The listing below should be copied in full, word for word.
========
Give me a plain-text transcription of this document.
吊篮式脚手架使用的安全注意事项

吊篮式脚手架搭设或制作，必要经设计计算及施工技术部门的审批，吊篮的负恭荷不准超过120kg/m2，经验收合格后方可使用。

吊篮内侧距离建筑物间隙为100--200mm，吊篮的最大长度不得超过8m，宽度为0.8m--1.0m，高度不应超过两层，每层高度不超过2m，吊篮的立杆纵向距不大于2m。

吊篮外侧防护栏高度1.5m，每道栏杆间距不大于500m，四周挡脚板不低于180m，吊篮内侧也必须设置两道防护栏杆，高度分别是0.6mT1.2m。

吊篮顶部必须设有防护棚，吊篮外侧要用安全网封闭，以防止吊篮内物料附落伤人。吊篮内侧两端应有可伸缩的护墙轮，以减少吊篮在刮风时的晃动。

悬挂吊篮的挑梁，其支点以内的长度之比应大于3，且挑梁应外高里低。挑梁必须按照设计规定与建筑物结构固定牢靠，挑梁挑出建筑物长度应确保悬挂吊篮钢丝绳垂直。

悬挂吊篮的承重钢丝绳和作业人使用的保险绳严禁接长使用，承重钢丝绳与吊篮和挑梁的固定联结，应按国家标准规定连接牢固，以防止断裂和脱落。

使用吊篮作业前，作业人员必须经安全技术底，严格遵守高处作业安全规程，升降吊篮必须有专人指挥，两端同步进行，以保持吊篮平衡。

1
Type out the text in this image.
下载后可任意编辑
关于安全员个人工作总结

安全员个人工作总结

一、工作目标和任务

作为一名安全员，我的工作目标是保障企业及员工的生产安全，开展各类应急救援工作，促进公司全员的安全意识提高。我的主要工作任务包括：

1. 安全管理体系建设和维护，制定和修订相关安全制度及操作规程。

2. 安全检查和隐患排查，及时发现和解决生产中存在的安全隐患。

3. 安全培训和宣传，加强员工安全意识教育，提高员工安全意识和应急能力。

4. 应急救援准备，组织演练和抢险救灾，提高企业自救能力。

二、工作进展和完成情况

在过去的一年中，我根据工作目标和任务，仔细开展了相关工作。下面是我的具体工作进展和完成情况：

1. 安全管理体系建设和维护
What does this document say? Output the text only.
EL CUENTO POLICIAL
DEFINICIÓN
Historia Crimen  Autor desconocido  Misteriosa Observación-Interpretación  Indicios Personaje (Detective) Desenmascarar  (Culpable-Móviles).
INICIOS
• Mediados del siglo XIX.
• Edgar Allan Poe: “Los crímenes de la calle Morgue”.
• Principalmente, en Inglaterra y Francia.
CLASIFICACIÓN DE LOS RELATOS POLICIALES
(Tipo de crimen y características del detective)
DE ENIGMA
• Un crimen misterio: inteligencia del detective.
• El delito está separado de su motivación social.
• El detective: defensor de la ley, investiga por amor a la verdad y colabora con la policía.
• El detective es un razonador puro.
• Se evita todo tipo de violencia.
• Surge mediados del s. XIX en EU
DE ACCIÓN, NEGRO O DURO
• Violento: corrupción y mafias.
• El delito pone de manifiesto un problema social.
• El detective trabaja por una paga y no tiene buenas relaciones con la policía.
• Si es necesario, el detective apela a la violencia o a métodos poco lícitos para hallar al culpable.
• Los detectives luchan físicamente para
========
__Finished exercise__.
Give me a plain-text transcription of this document.
吊篮式脚手架使用的安全注意事项

吊篮式脚手架搭设或制作，必要经设计计算及施工技术部门的审批，吊篮的负恭荷不准超过120kg/m2，经验收合格后方可使用。

吊篮内侧距离建筑物间隙为100--200mm，吊篮的最大长度不得超过8m，宽度为0.8m--1.0m，高度不应超过两层，每层高度不超过2m，吊篮的立杆纵向距不大于2m。

吊篮外侧防护栏高度1.5m，每道栏杆间距不大于500m，四周挡脚板不低于180m，吊篮内侧也必须设置两道防护栏杆，高度分别是0.6mT1.2m。

吊篮顶部必须设有防护棚，吊篮外侧要用安全网封闭，以防止吊篮内物料附落伤人。吊篮内侧两端应有可伸缩的护墙轮，以减少吊篮在刮风时的晃动。

悬挂吊篮的挑梁，其支点以内的长度之比应大于3，且挑梁应外高里低。挑梁必须按照设计规定与建筑物结构固定牢靠，挑梁挑出建筑物长度应确保悬挂吊篮钢丝绳垂直。

悬挂吊篮的承重钢丝绳和作业人使用的保险绳严禁接长使用，承重钢丝绳与吊篮和挑梁的固定联结，应按国家标准规定连接牢固，以防止断裂和脱落。

使用吊篮作业前，作业人员必须经安全技术底，严格遵守高处作业安全规程，升降吊篮必须有专人指挥，两端同步进行，以保持吊篮平衡。

1
Type out the text in this image.
下载后可任意编辑
关于安全员个人工作总结

安全员个人工作总结

一、工作目标和任务

作为一名安全员，我的工作目标是保障企业及员工的生产安全，开展各类应急救援工作，促进公司全员的安全意识提高。我的主要工作任务包括：

1. 安全管理体系建设和维护，制定和修订相关安全制度及操作规程。

2. 安全检查和隐患排查，及时发现和解决生产中存在的安全隐患。

3. 安全培训和宣传，加强员工安全意识教育，提高员工安全意识和应急能力。

4. 应急救援准备，组织演练和抢险救灾，提高企业自救能力。

二、工作进展和完成情况

在过去的一年中，我根据工作目标和任务，仔细开展了相关工作。下面是我的具体工作进展和完成情况：

1. 安全管理体系建设和维护
What does this document say? Output the text only.
EL CUENTO POLICIAL
DEFINICIÓN
Historia Crimen  Autor desconocido  Misteriosa Observación-Interpretación  Indicios Personaje (Detective) Desenmascarar  (Culpable-Móviles).
INICIOS
• Mediados del siglo XIX.
• Edgar Allan Poe: “Los crímenes de la calle Morgue”.
• Principalmente, en Inglaterra y Francia.
CLASIFICACIÓN DE LOS RELATOS POLICIALES
(Tipo de crimen y características del detective)
DE ENIGMA
• Un crimen misterio: inteligencia del detective.
• El delito está separado de su motivación social.
• El detective: defensor de la ley, investiga por amor a la verdad y colabora con la policía.
• El detective es un razonador puro.
• Se evita todo tipo de violencia.
• Surge mediados del s. XIX en EU
DE ACCIÓN, NEGRO O DURO
• Violento: corrupción y mafias.
• El delito pone de manifiesto un problema social.
• El detective trabaja por una paga y no tiene buenas relaciones con la policía.
• Si es necesario, el detective apela a la violencia o a métodos poco lícitos para hallar al culpable.
• Los detectives luchan físicamente para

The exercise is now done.